Problem details
Word for word, set down the records and skip each picture.

* begin Source data *

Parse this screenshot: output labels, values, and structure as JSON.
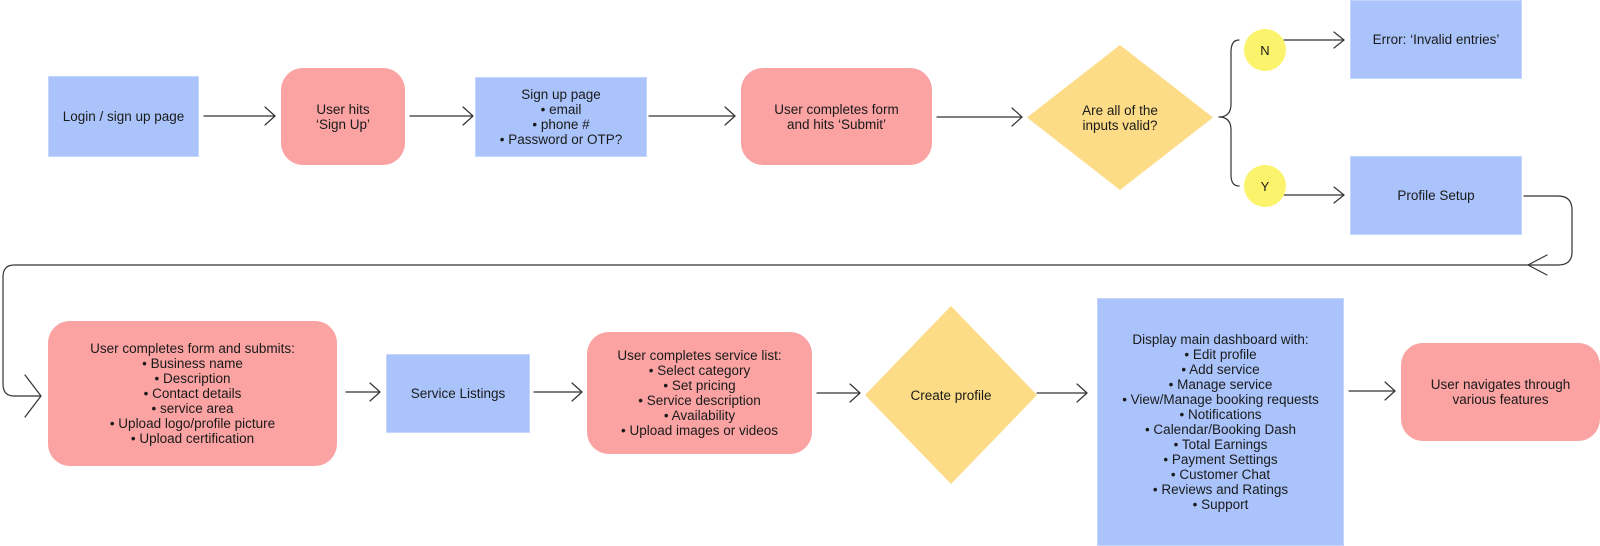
{
  "colors": {
    "process_box": "#aac4fb",
    "action_box": "#fba3a3",
    "decision": "#fddc87",
    "branch_label": "#fbf36b",
    "line": "#333333"
  },
  "nodes": {
    "login_page": "Login / sign up page",
    "user_hits_signup": [
      "User hits",
      "‘Sign Up’"
    ],
    "signup_page": {
      "title": "Sign up page",
      "items": [
        "•  email",
        "•  phone #",
        "•  Password or OTP?"
      ]
    },
    "completes_form": [
      "User completes form",
      "and hits ‘Submit’"
    ],
    "inputs_valid": [
      "Are all of the",
      "inputs valid?"
    ],
    "branch_no": "N",
    "branch_yes": "Y",
    "error_box": "Error: ‘Invalid entries’",
    "profile_setup": "Profile Setup",
    "business_form": {
      "title": "User completes form and submits:",
      "items": [
        "•  Business name",
        "•  Description",
        "•  Contact details",
        "•  service area",
        "•  Upload logo/profile picture",
        "•  Upload certification"
      ]
    },
    "service_listings": "Service Listings",
    "service_list": {
      "title": "User completes service list:",
      "items": [
        "•  Select category",
        "•  Set pricing",
        "•  Service description",
        "•  Availability",
        "•  Upload images or videos"
      ]
    },
    "create_profile": "Create profile",
    "dashboard": {
      "title": "Display main dashboard with:",
      "items": [
        "•  Edit profile",
        "•  Add service",
        "•  Manage service",
        "•  View/Manage booking requests",
        "•  Notifications",
        "•  Calendar/Booking Dash",
        "•  Total Earnings",
        "•  Payment Settings",
        "•  Customer Chat",
        "•  Reviews and Ratings",
        "•  Support"
      ]
    },
    "navigates": [
      "User navigates through",
      "various features"
    ]
  }
}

* end Source data *

Full output
Parse this screenshot: output labels, values, and structure as JSON.
{
  "colors": {
    "process_box": "#aac4fb",
    "action_box": "#fba3a3",
    "decision": "#fddc87",
    "branch_label": "#fbf36b",
    "line": "#333333"
  },
  "nodes": {
    "login_page": "Login / sign up page",
    "user_hits_signup": [
      "User hits",
      "‘Sign Up’"
    ],
    "signup_page": {
      "title": "Sign up page",
      "items": [
        "•  email",
        "•  phone #",
        "•  Password or OTP?"
      ]
    },
    "completes_form": [
      "User completes form",
      "and hits ‘Submit’"
    ],
    "inputs_valid": [
      "Are all of the",
      "inputs valid?"
    ],
    "branch_no": "N",
    "branch_yes": "Y",
    "error_box": "Error: ‘Invalid entries’",
    "profile_setup": "Profile Setup",
    "business_form": {
      "title": "User completes form and submits:",
      "items": [
        "•  Business name",
        "•  Description",
        "•  Contact details",
        "•  service area",
        "•  Upload logo/profile picture",
        "•  Upload certification"
      ]
    },
    "service_listings": "Service Listings",
    "service_list": {
      "title": "User completes service list:",
      "items": [
        "•  Select category",
        "•  Set pricing",
        "•  Service description",
        "•  Availability",
        "•  Upload images or videos"
      ]
    },
    "create_profile": "Create profile",
    "dashboard": {
      "title": "Display main dashboard with:",
      "items": [
        "•  Edit profile",
        "•  Add service",
        "•  Manage service",
        "•  View/Manage booking requests",
        "•  Notifications",
        "•  Calendar/Booking Dash",
        "•  Total Earnings",
        "•  Payment Settings",
        "•  Customer Chat",
        "•  Reviews and Ratings",
        "•  Support"
      ]
    },
    "navigates": [
      "User navigates through",
      "various features"
    ]
  }
}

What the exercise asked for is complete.